[Extracted records]
— Begin —

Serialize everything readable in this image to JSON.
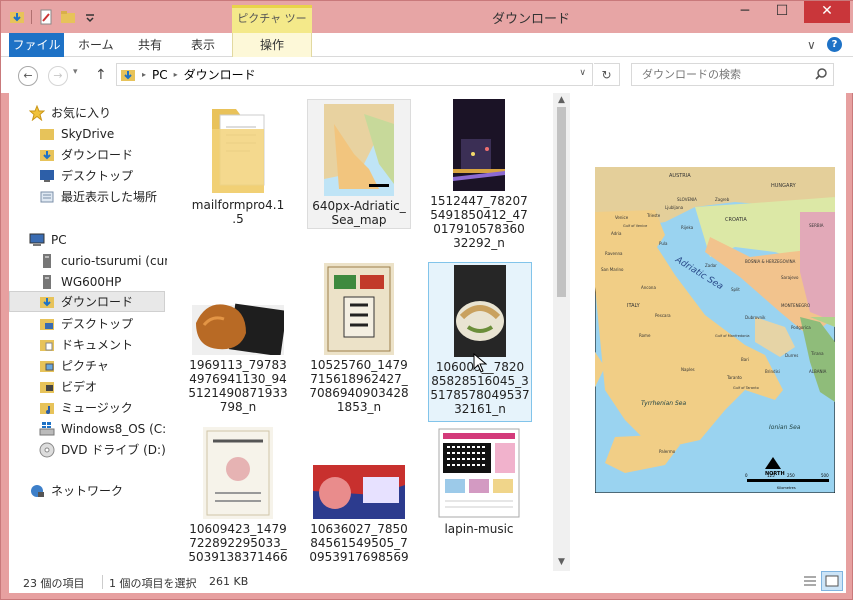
{
  "window": {
    "title": "ダウンロード",
    "context_tab_label": "ピクチャ ツール",
    "minimize": "─",
    "maximize": "☐",
    "close": "✕"
  },
  "ribbon": {
    "tabs": [
      "ファイル",
      "ホーム",
      "共有",
      "表示",
      "操作"
    ],
    "expand": "∨",
    "help": "?"
  },
  "address": {
    "back": "←",
    "forward": "→",
    "up": "↑",
    "path": [
      "PC",
      "ダウンロード"
    ],
    "separator": "▸",
    "dropdown": "∨",
    "refresh": "↻",
    "search_placeholder": "ダウンロードの検索"
  },
  "nav": {
    "favorites_label": "お気に入り",
    "favorites": [
      "SkyDrive",
      "ダウンロード",
      "デスクトップ",
      "最近表示した場所"
    ],
    "pc_label": "PC",
    "pc_items": [
      "curio-tsurumi (curi",
      "WG600HP",
      "ダウンロード",
      "デスクトップ",
      "ドキュメント",
      "ピクチャ",
      "ビデオ",
      "ミュージック",
      "Windows8_OS (C:",
      "DVD ドライブ (D:) Au"
    ],
    "network_label": "ネットワーク"
  },
  "files": [
    {
      "name": "mailformpro4.1.5",
      "lines": [
        "mailformpro4.1",
        ".5"
      ]
    },
    {
      "name": "640px-Adriatic_Sea_map",
      "lines": [
        "640px-Adriatic_",
        "Sea_map"
      ]
    },
    {
      "name": "1512447_782075491850412_470179105783603292_n",
      "lines": [
        "1512447_78207",
        "5491850412_47",
        "017910578360",
        "32292_n"
      ]
    },
    {
      "name": "1969113_797834976941130_945121490871933798_n",
      "lines": [
        "1969113_79783",
        "4976941130_94",
        "5121490871933",
        "798_n"
      ]
    },
    {
      "name": "10525760_1479715618962427_7086940903428185 3_n",
      "lines": [
        "10525760_1479",
        "715618962427_",
        "7086940903428",
        "1853_n"
      ]
    },
    {
      "name": "10600387_782085828516045_3517857804953732161_n",
      "lines": [
        "106003__7820",
        "85828516045_3",
        "5178578049537",
        "32161_n"
      ]
    },
    {
      "name": "10609423_1479722892295033_5039138371466",
      "lines": [
        "10609423_1479",
        "722892295033_",
        "5039138371466"
      ]
    },
    {
      "name": "10636027_785084561549505_70953917698569",
      "lines": [
        "10636027_7850",
        "84561549505_7",
        "0953917698569"
      ]
    },
    {
      "name": "lapin-music",
      "lines": [
        "lapin-music"
      ]
    }
  ],
  "preview_map": {
    "sea": "Adriatic Sea",
    "labels": [
      "AUSTRIA",
      "HUNGARY",
      "SLOVENIA",
      "Ljubljana",
      "Zagreb",
      "CROATIA",
      "Venice",
      "Trieste",
      "Gulf of Venice",
      "Rijeka",
      "Adria",
      "Pula",
      "Ravenna",
      "BOSNIA & HERZEGOVINA",
      "SERBIA",
      "Zadar",
      "Sarajevo",
      "San Marino",
      "Split",
      "Ancona",
      "ITALY",
      "MONTENEGRO",
      "Pescara",
      "Dubrovnik",
      "Podgorica",
      "Rome",
      "Gulf of Manfredonia",
      "Bari",
      "Durres",
      "Tirana",
      "Taranto",
      "Brindisi",
      "ALBANIA",
      "Naples",
      "Gulf of Taranto",
      "Tyrrhenian Sea",
      "Ionian Sea",
      "Palermo",
      "NORTH",
      "0",
      "125",
      "250",
      "500",
      "Kilometres"
    ]
  },
  "status": {
    "count": "23 個の項目",
    "selected": "1 個の項目を選択",
    "size": "261 KB"
  },
  "colors": {
    "titlebar": "#e7a5a5",
    "file_tab": "#1e72c6",
    "context": "#f4e98a",
    "close": "#c9363a",
    "selection": "#e6f3fb",
    "selection_border": "#82c4ea"
  }
}
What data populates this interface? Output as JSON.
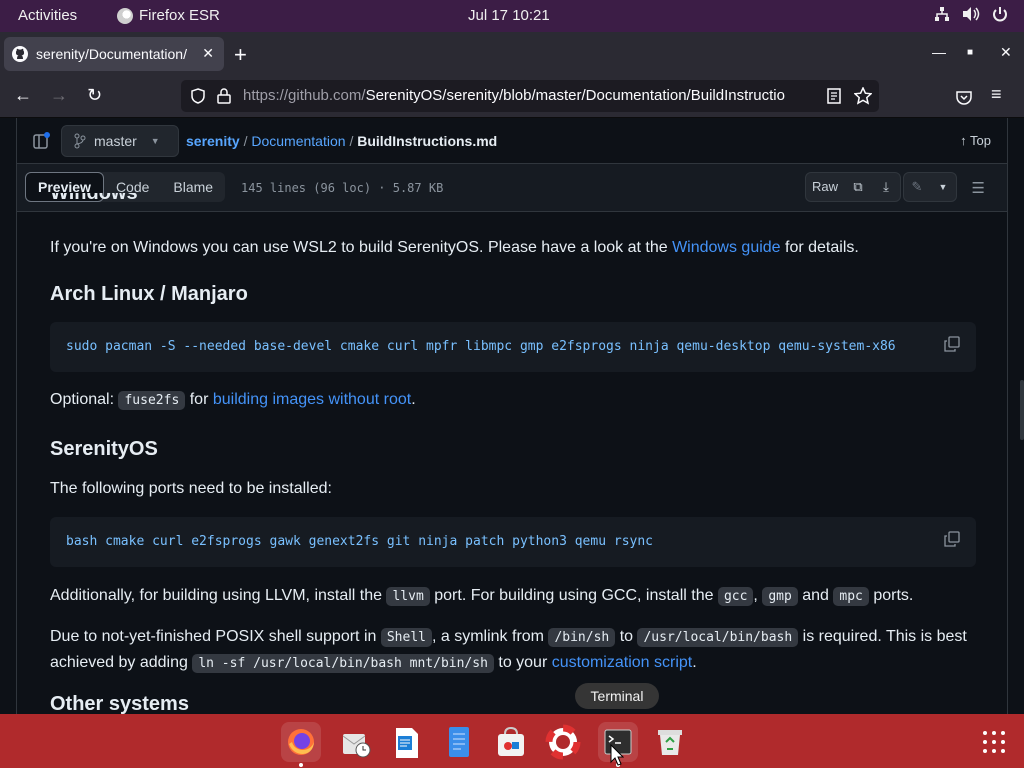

— End —

**STATED PROBLEM:** Strip out the pictures and quote the remaining data word for word.

**SOLUTION:**
Serialize everything readable in this image to JSON.
{
  "window": {
    "title": "ダウンロード",
    "context_tab_label": "ピクチャ ツール",
    "minimize": "─",
    "maximize": "☐",
    "close": "✕"
  },
  "ribbon": {
    "tabs": [
      "ファイル",
      "ホーム",
      "共有",
      "表示",
      "操作"
    ],
    "expand": "∨",
    "help": "?"
  },
  "address": {
    "back": "←",
    "forward": "→",
    "up": "↑",
    "path": [
      "PC",
      "ダウンロード"
    ],
    "separator": "▸",
    "dropdown": "∨",
    "refresh": "↻",
    "search_placeholder": "ダウンロードの検索"
  },
  "nav": {
    "favorites_label": "お気に入り",
    "favorites": [
      "SkyDrive",
      "ダウンロード",
      "デスクトップ",
      "最近表示した場所"
    ],
    "pc_label": "PC",
    "pc_items": [
      "curio-tsurumi (curi",
      "WG600HP",
      "ダウンロード",
      "デスクトップ",
      "ドキュメント",
      "ピクチャ",
      "ビデオ",
      "ミュージック",
      "Windows8_OS (C:",
      "DVD ドライブ (D:) Au"
    ],
    "network_label": "ネットワーク"
  },
  "files": [
    {
      "name": "mailformpro4.1.5",
      "lines": [
        "mailformpro4.1",
        ".5"
      ]
    },
    {
      "name": "640px-Adriatic_Sea_map",
      "lines": [
        "640px-Adriatic_",
        "Sea_map"
      ]
    },
    {
      "name": "1512447_782075491850412_470179105783603292_n",
      "lines": [
        "1512447_78207",
        "5491850412_47",
        "017910578360",
        "32292_n"
      ]
    },
    {
      "name": "1969113_797834976941130_945121490871933798_n",
      "lines": [
        "1969113_79783",
        "4976941130_94",
        "5121490871933",
        "798_n"
      ]
    },
    {
      "name": "10525760_1479715618962427_7086940903428185 3_n",
      "lines": [
        "10525760_1479",
        "715618962427_",
        "7086940903428",
        "1853_n"
      ]
    },
    {
      "name": "10600387_782085828516045_3517857804953732161_n",
      "lines": [
        "106003__7820",
        "85828516045_3",
        "5178578049537",
        "32161_n"
      ]
    },
    {
      "name": "10609423_1479722892295033_5039138371466",
      "lines": [
        "10609423_1479",
        "722892295033_",
        "5039138371466"
      ]
    },
    {
      "name": "10636027_785084561549505_70953917698569",
      "lines": [
        "10636027_7850",
        "84561549505_7",
        "0953917698569"
      ]
    },
    {
      "name": "lapin-music",
      "lines": [
        "lapin-music"
      ]
    }
  ],
  "preview_map": {
    "sea": "Adriatic Sea",
    "labels": [
      "AUSTRIA",
      "HUNGARY",
      "SLOVENIA",
      "Ljubljana",
      "Zagreb",
      "CROATIA",
      "Venice",
      "Trieste",
      "Gulf of Venice",
      "Rijeka",
      "Adria",
      "Pula",
      "Ravenna",
      "BOSNIA & HERZEGOVINA",
      "SERBIA",
      "Zadar",
      "Sarajevo",
      "San Marino",
      "Split",
      "Ancona",
      "ITALY",
      "MONTENEGRO",
      "Pescara",
      "Dubrovnik",
      "Podgorica",
      "Rome",
      "Gulf of Manfredonia",
      "Bari",
      "Durres",
      "Tirana",
      "Taranto",
      "Brindisi",
      "ALBANIA",
      "Naples",
      "Gulf of Taranto",
      "Tyrrhenian Sea",
      "Ionian Sea",
      "Palermo",
      "NORTH",
      "0",
      "125",
      "250",
      "500",
      "Kilometres"
    ]
  },
  "status": {
    "count": "23 個の項目",
    "selected": "1 個の項目を選択",
    "size": "261 KB"
  },
  "colors": {
    "titlebar": "#e7a5a5",
    "file_tab": "#1e72c6",
    "context": "#f4e98a",
    "close": "#c9363a",
    "selection": "#e6f3fb",
    "selection_border": "#82c4ea"
  }
}
What data populates this interface? Output as JSON.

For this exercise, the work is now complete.